Extracts from a graphics dataset:
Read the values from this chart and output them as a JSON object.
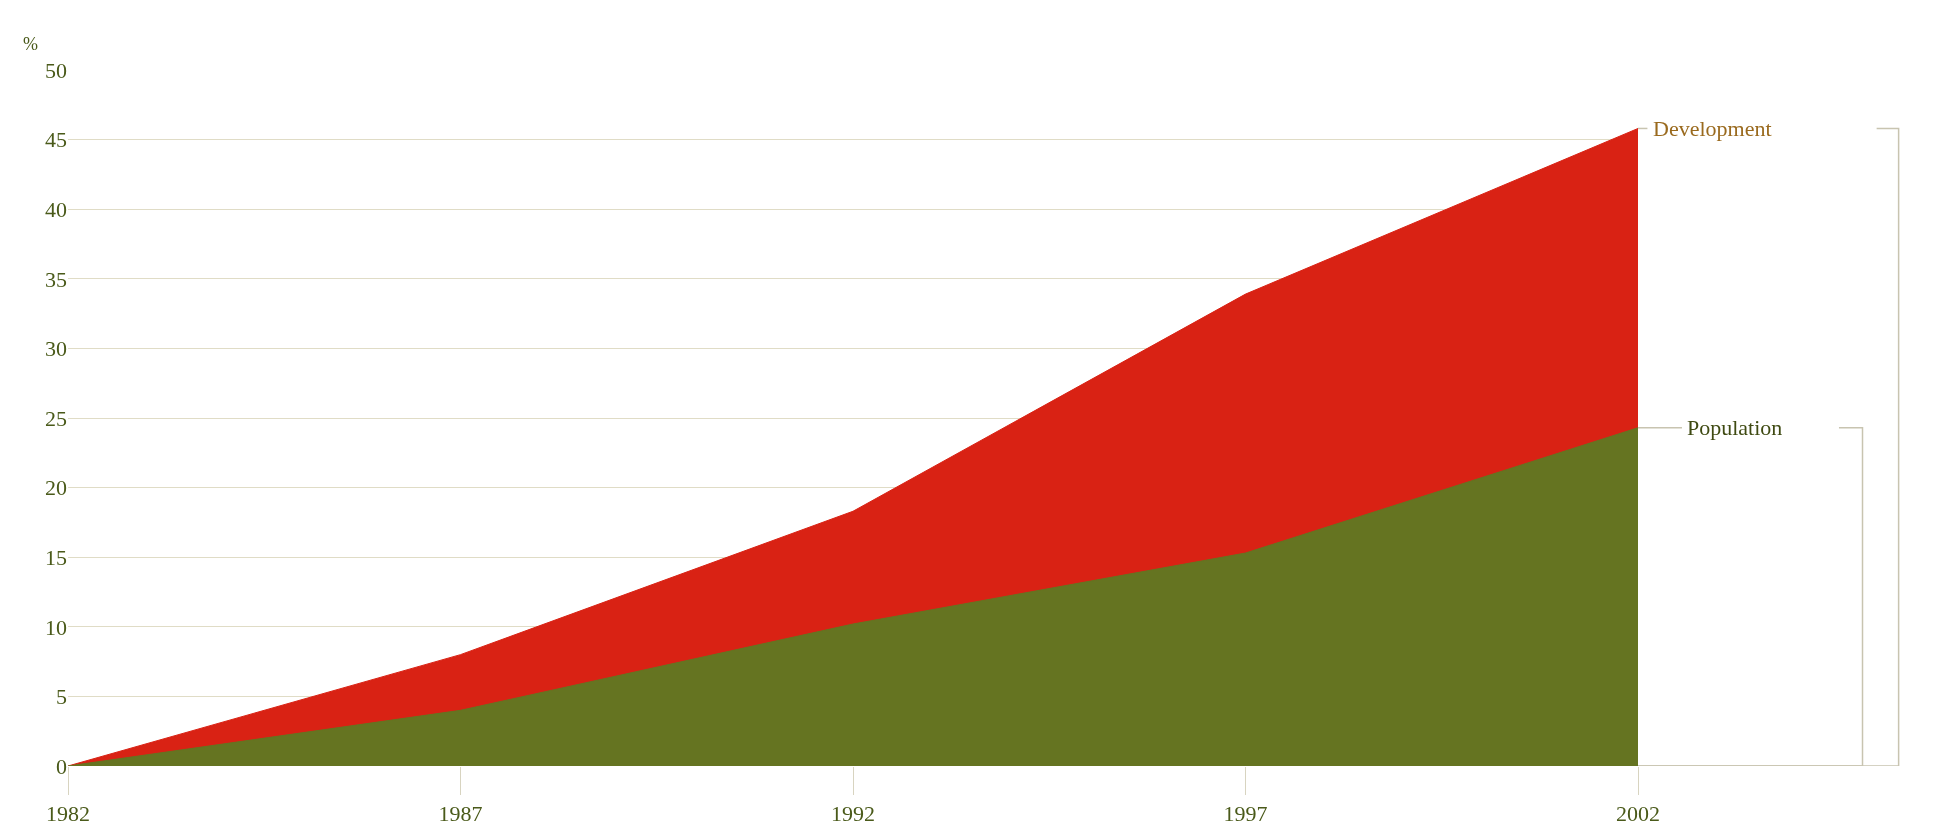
{
  "chart_data": {
    "type": "area",
    "ylabel": "%",
    "x": [
      1982,
      1987,
      1992,
      1997,
      2002
    ],
    "series": [
      {
        "name": "Development",
        "color": "#d92214",
        "values": [
          0,
          8.0,
          18.3,
          33.9,
          45.8
        ]
      },
      {
        "name": "Population",
        "color": "#657421",
        "values": [
          0,
          4.0,
          10.2,
          15.3,
          24.3
        ]
      }
    ],
    "xlim": [
      1982,
      2002
    ],
    "xticks": [
      1982,
      1987,
      1992,
      1997,
      2002
    ],
    "ylim": [
      0,
      50
    ],
    "yticks": [
      0,
      5,
      10,
      15,
      20,
      25,
      30,
      35,
      40,
      45,
      50
    ],
    "grid": "y"
  }
}
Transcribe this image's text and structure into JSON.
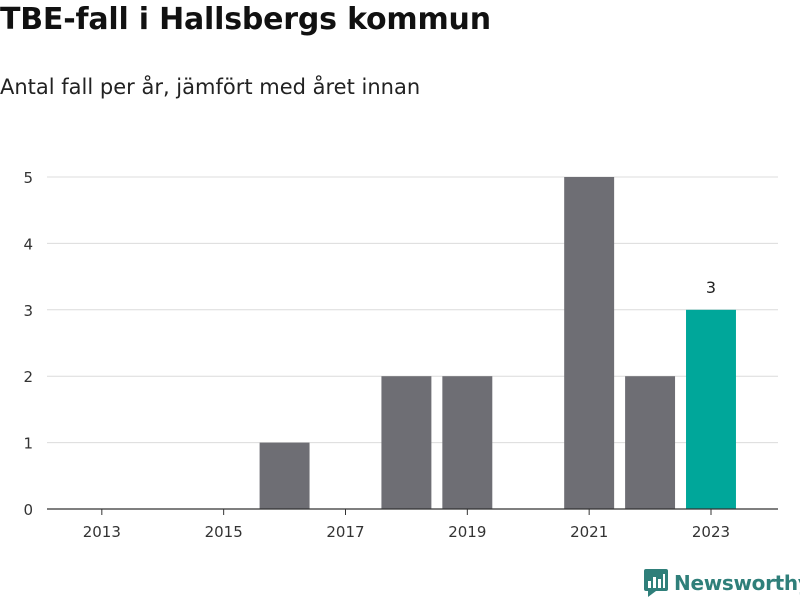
{
  "chart_data": {
    "type": "bar",
    "title": "TBE-fall i Hallsbergs kommun",
    "subtitle": "Antal fall per år, jämfört med året innan",
    "x_tick_labels": [
      "2013",
      "2015",
      "2017",
      "2019",
      "2021",
      "2023"
    ],
    "y_tick_labels": [
      "0",
      "1",
      "2",
      "3",
      "4",
      "5"
    ],
    "categories": [
      2013,
      2014,
      2015,
      2016,
      2017,
      2018,
      2019,
      2020,
      2021,
      2022,
      2023
    ],
    "values": [
      0,
      0,
      0,
      1,
      0,
      2,
      2,
      0,
      5,
      2,
      3
    ],
    "highlight": {
      "category": 2023,
      "value": 3,
      "label": "3"
    },
    "xlim": [
      2012.1,
      2024.1
    ],
    "ylim": [
      0,
      5
    ],
    "grid": true,
    "colors": {
      "bar": "#6e6e74",
      "highlight_bar": "#00a79a",
      "grid": "#dcdcdc",
      "axis": "#333333"
    }
  },
  "brand": {
    "name": "Newsworthy",
    "icon": "newsworthy-logo-icon",
    "color": "#2f7f7a"
  }
}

• **GIVEN PROBLEM**
Reproduce the records, all of them, word for word; omit the pictures.

• **REPLY**
Read the values from this chart and output them as a JSON object.
{
  "chart_data": {
    "type": "area",
    "ylabel": "%",
    "x": [
      1982,
      1987,
      1992,
      1997,
      2002
    ],
    "series": [
      {
        "name": "Development",
        "color": "#d92214",
        "values": [
          0,
          8.0,
          18.3,
          33.9,
          45.8
        ]
      },
      {
        "name": "Population",
        "color": "#657421",
        "values": [
          0,
          4.0,
          10.2,
          15.3,
          24.3
        ]
      }
    ],
    "xlim": [
      1982,
      2002
    ],
    "xticks": [
      1982,
      1987,
      1992,
      1997,
      2002
    ],
    "ylim": [
      0,
      50
    ],
    "yticks": [
      0,
      5,
      10,
      15,
      20,
      25,
      30,
      35,
      40,
      45,
      50
    ],
    "grid": "y"
  }
}
Transcribe this image's text and structure into JSON.
{
  "chart_data": {
    "type": "bar",
    "title": "TBE-fall i Hallsbergs kommun",
    "subtitle": "Antal fall per år, jämfört med året innan",
    "x_tick_labels": [
      "2013",
      "2015",
      "2017",
      "2019",
      "2021",
      "2023"
    ],
    "y_tick_labels": [
      "0",
      "1",
      "2",
      "3",
      "4",
      "5"
    ],
    "categories": [
      2013,
      2014,
      2015,
      2016,
      2017,
      2018,
      2019,
      2020,
      2021,
      2022,
      2023
    ],
    "values": [
      0,
      0,
      0,
      1,
      0,
      2,
      2,
      0,
      5,
      2,
      3
    ],
    "highlight": {
      "category": 2023,
      "value": 3,
      "label": "3"
    },
    "xlim": [
      2012.1,
      2024.1
    ],
    "ylim": [
      0,
      5
    ],
    "grid": true,
    "colors": {
      "bar": "#6e6e74",
      "highlight_bar": "#00a79a",
      "grid": "#dcdcdc",
      "axis": "#333333"
    }
  },
  "brand": {
    "name": "Newsworthy",
    "icon": "newsworthy-logo-icon",
    "color": "#2f7f7a"
  }
}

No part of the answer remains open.